>> Begin

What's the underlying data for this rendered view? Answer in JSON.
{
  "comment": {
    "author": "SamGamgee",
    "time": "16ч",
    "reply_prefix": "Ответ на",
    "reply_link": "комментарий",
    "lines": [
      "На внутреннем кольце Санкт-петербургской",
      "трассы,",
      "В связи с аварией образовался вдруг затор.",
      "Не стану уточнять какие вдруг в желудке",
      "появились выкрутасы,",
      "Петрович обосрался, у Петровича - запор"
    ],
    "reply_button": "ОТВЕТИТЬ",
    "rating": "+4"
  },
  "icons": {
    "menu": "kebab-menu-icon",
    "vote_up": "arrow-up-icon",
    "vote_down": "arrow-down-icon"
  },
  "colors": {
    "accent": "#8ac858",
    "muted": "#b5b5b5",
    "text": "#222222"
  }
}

>> End

Stated problem
Report only how many lines in the listing contain the string "вдруг".

Complete response
2